[Instruction]: Below is some material; set it all down exactly, apart from the pictures.

[Data to use]:
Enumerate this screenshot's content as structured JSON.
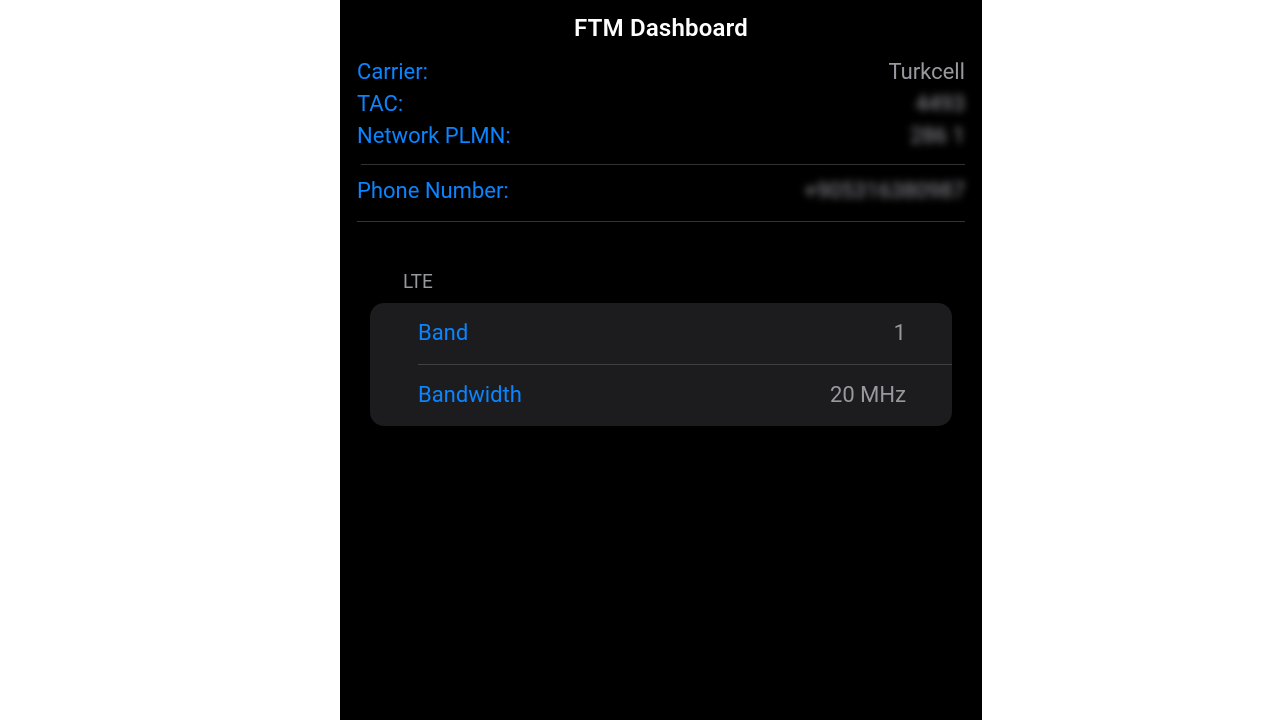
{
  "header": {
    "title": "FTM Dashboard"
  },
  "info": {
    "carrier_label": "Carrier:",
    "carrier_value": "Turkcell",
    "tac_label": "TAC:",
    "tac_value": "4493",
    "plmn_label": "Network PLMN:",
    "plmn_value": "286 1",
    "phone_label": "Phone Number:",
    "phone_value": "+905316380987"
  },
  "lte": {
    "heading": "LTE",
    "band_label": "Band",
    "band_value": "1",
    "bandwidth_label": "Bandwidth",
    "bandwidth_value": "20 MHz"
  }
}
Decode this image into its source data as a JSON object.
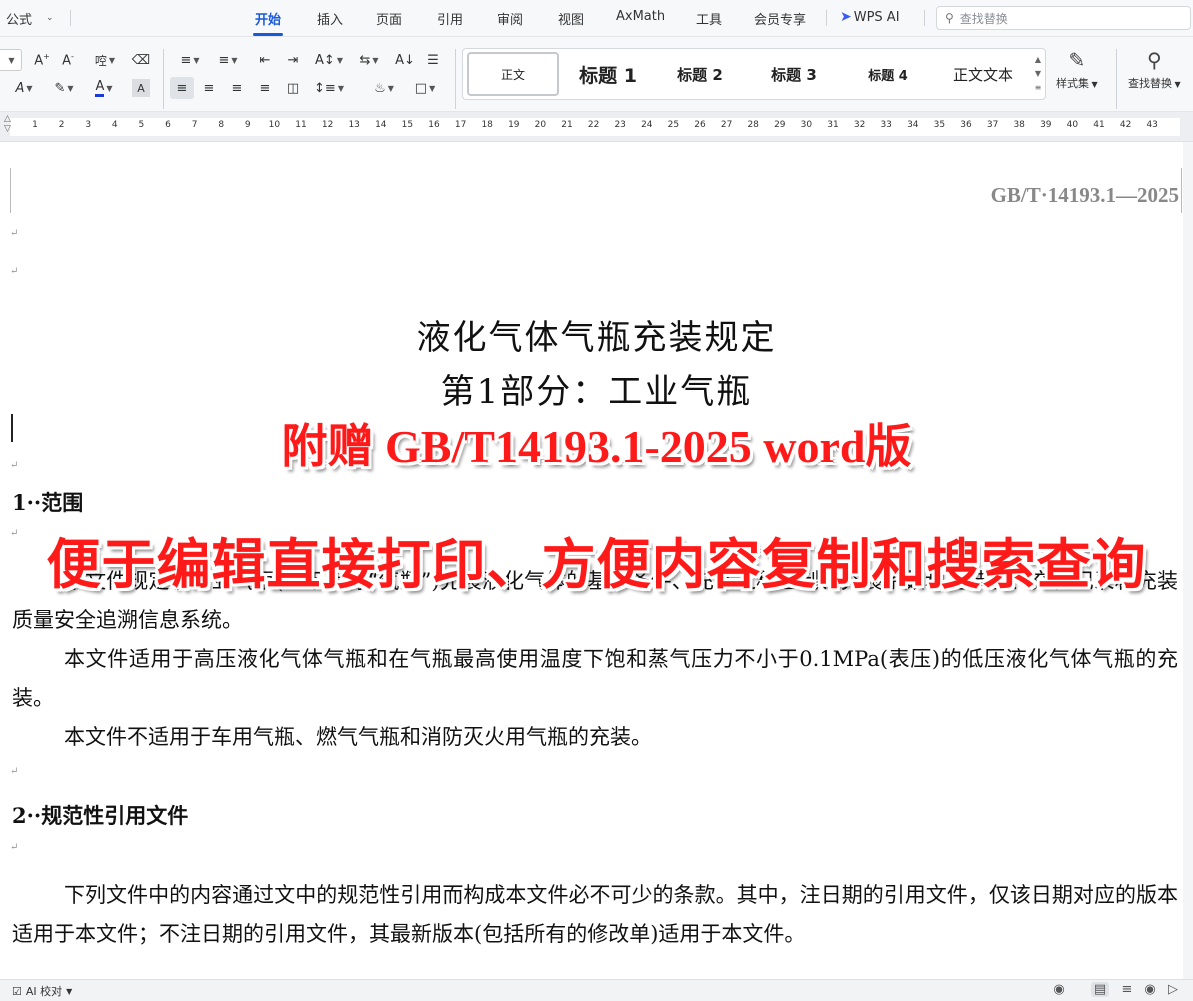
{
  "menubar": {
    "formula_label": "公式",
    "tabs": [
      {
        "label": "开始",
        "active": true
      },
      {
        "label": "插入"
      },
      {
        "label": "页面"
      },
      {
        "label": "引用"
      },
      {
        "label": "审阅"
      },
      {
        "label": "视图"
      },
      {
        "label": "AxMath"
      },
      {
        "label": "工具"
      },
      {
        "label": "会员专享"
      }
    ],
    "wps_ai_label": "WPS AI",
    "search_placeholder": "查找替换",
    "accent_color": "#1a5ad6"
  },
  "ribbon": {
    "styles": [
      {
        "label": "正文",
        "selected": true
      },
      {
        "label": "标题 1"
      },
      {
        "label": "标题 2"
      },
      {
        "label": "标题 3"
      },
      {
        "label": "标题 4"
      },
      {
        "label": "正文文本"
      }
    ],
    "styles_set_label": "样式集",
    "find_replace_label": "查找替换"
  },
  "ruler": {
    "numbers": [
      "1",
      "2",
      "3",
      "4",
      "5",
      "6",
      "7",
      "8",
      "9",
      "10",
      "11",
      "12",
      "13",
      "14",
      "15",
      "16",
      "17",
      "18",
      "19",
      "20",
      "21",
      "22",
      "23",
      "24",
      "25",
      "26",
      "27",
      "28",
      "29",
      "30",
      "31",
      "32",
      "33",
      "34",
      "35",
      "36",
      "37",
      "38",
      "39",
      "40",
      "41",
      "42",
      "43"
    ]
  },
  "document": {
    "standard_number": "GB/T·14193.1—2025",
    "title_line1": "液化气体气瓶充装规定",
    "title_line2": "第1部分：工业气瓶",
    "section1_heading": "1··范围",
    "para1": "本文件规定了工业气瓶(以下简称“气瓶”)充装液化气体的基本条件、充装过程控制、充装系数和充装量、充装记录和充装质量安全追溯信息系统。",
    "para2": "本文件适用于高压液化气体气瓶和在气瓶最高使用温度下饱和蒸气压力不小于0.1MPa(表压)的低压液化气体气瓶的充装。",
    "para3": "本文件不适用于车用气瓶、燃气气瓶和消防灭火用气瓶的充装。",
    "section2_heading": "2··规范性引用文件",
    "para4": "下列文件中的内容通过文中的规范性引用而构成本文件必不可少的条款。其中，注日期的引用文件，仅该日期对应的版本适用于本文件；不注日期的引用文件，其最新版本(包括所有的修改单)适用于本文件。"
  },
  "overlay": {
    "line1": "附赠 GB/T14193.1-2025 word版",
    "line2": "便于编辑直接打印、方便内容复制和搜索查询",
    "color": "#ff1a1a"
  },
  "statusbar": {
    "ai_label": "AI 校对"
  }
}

[Written response]:
Enumerate this screenshot's content as structured JSON.
{
  "header": {
    "title": "FTM Dashboard"
  },
  "info": {
    "carrier_label": "Carrier:",
    "carrier_value": "Turkcell",
    "tac_label": "TAC:",
    "tac_value": "4493",
    "plmn_label": "Network PLMN:",
    "plmn_value": "286 1",
    "phone_label": "Phone Number:",
    "phone_value": "+905316380987"
  },
  "lte": {
    "heading": "LTE",
    "band_label": "Band",
    "band_value": "1",
    "bandwidth_label": "Bandwidth",
    "bandwidth_value": "20 MHz"
  }
}
Decode this image into its source data as a JSON object.
{
  "menubar": {
    "formula_label": "公式",
    "tabs": [
      {
        "label": "开始",
        "active": true
      },
      {
        "label": "插入"
      },
      {
        "label": "页面"
      },
      {
        "label": "引用"
      },
      {
        "label": "审阅"
      },
      {
        "label": "视图"
      },
      {
        "label": "AxMath"
      },
      {
        "label": "工具"
      },
      {
        "label": "会员专享"
      }
    ],
    "wps_ai_label": "WPS AI",
    "search_placeholder": "查找替换",
    "accent_color": "#1a5ad6"
  },
  "ribbon": {
    "styles": [
      {
        "label": "正文",
        "selected": true
      },
      {
        "label": "标题 1"
      },
      {
        "label": "标题 2"
      },
      {
        "label": "标题 3"
      },
      {
        "label": "标题 4"
      },
      {
        "label": "正文文本"
      }
    ],
    "styles_set_label": "样式集",
    "find_replace_label": "查找替换"
  },
  "ruler": {
    "numbers": [
      "1",
      "2",
      "3",
      "4",
      "5",
      "6",
      "7",
      "8",
      "9",
      "10",
      "11",
      "12",
      "13",
      "14",
      "15",
      "16",
      "17",
      "18",
      "19",
      "20",
      "21",
      "22",
      "23",
      "24",
      "25",
      "26",
      "27",
      "28",
      "29",
      "30",
      "31",
      "32",
      "33",
      "34",
      "35",
      "36",
      "37",
      "38",
      "39",
      "40",
      "41",
      "42",
      "43"
    ]
  },
  "document": {
    "standard_number": "GB/T·14193.1—2025",
    "title_line1": "液化气体气瓶充装规定",
    "title_line2": "第1部分：工业气瓶",
    "section1_heading": "1··范围",
    "para1": "本文件规定了工业气瓶(以下简称“气瓶”)充装液化气体的基本条件、充装过程控制、充装系数和充装量、充装记录和充装质量安全追溯信息系统。",
    "para2": "本文件适用于高压液化气体气瓶和在气瓶最高使用温度下饱和蒸气压力不小于0.1MPa(表压)的低压液化气体气瓶的充装。",
    "para3": "本文件不适用于车用气瓶、燃气气瓶和消防灭火用气瓶的充装。",
    "section2_heading": "2··规范性引用文件",
    "para4": "下列文件中的内容通过文中的规范性引用而构成本文件必不可少的条款。其中，注日期的引用文件，仅该日期对应的版本适用于本文件；不注日期的引用文件，其最新版本(包括所有的修改单)适用于本文件。"
  },
  "overlay": {
    "line1": "附赠 GB/T14193.1-2025 word版",
    "line2": "便于编辑直接打印、方便内容复制和搜索查询",
    "color": "#ff1a1a"
  },
  "statusbar": {
    "ai_label": "AI 校对"
  }
}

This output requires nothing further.